_Saved data entries_
◆ ◆ ◆
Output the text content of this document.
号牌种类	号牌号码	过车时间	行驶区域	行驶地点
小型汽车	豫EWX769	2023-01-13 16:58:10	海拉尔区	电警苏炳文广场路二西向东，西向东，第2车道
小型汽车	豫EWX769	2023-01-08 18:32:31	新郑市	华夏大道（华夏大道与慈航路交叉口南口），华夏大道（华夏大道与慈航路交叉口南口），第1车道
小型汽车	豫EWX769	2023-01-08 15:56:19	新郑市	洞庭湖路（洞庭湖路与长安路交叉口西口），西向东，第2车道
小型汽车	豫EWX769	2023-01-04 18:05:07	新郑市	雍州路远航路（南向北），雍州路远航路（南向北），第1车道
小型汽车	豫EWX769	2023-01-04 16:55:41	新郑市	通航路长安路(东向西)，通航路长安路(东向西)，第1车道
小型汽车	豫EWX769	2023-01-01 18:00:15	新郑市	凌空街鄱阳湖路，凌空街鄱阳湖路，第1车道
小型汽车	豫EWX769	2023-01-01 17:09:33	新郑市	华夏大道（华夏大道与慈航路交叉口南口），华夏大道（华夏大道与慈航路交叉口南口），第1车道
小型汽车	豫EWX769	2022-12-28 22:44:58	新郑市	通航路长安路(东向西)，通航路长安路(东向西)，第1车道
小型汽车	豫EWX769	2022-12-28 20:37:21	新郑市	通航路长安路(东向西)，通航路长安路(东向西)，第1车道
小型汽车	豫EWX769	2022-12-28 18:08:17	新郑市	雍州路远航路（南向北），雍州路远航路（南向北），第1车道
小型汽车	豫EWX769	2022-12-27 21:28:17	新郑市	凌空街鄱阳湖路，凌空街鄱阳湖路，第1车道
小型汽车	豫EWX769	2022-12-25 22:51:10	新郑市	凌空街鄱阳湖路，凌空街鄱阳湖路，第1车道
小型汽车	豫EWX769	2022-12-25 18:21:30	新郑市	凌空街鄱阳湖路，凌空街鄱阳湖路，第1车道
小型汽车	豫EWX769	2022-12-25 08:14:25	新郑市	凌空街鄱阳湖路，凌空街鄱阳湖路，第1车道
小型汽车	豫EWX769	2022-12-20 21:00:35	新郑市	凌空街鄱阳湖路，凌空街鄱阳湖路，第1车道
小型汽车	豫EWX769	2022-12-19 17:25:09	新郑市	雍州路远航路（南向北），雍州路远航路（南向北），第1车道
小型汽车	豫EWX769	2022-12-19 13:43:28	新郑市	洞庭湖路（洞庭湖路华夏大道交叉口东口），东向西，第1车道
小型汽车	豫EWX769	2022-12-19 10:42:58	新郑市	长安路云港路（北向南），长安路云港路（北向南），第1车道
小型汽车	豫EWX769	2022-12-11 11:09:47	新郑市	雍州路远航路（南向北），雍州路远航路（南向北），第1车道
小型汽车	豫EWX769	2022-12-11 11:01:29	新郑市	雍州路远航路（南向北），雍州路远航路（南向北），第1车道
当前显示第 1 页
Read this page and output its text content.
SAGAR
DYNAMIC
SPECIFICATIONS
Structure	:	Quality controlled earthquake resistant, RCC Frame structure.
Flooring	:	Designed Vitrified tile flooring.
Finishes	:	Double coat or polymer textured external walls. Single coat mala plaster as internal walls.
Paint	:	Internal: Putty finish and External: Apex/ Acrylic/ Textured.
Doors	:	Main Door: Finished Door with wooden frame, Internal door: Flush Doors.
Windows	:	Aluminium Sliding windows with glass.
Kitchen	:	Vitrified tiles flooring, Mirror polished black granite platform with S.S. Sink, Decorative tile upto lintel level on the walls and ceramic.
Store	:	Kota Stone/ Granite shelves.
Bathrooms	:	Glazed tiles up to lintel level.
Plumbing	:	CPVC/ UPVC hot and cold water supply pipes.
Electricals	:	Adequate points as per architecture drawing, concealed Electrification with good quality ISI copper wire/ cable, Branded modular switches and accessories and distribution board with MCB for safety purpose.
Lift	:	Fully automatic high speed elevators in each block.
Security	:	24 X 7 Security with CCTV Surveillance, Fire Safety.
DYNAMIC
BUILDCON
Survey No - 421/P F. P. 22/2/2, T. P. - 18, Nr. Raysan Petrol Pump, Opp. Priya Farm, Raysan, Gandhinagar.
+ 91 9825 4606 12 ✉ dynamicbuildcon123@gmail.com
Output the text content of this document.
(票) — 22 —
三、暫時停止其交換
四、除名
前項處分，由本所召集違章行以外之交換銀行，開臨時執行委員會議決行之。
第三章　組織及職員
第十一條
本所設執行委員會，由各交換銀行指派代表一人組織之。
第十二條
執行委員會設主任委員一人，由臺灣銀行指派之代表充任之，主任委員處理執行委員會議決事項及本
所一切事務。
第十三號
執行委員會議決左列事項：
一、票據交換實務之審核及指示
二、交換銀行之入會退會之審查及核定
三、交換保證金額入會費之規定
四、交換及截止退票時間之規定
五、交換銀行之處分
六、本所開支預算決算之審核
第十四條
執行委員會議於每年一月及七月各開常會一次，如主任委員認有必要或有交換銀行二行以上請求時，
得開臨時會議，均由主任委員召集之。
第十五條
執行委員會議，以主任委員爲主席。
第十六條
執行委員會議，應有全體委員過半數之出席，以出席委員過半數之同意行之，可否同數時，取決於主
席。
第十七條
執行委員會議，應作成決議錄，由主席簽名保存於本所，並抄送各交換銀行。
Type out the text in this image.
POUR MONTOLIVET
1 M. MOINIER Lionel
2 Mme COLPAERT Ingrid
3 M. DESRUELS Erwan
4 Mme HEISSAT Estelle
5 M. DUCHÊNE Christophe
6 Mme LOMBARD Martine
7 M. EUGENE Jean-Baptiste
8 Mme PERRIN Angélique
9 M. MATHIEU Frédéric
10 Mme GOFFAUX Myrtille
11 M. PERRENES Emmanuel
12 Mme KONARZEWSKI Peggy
◆ ◆ ◆
_Stated goal_
From the records above, pull out each line that has "通航路长安路".

_Task answer_
小型汽车	豫EWX769	2023-01-04 16:55:41	新郑市	通航路长安路(东向西)，通航路长安路(东向西)，第1车道
小型汽车	豫EWX769	2022-12-28 22:44:58	新郑市	通航路长安路(东向西)，通航路长安路(东向西)，第1车道
小型汽车	豫EWX769	2022-12-28 20:37:21	新郑市	通航路长安路(东向西)，通航路长安路(东向西)，第1车道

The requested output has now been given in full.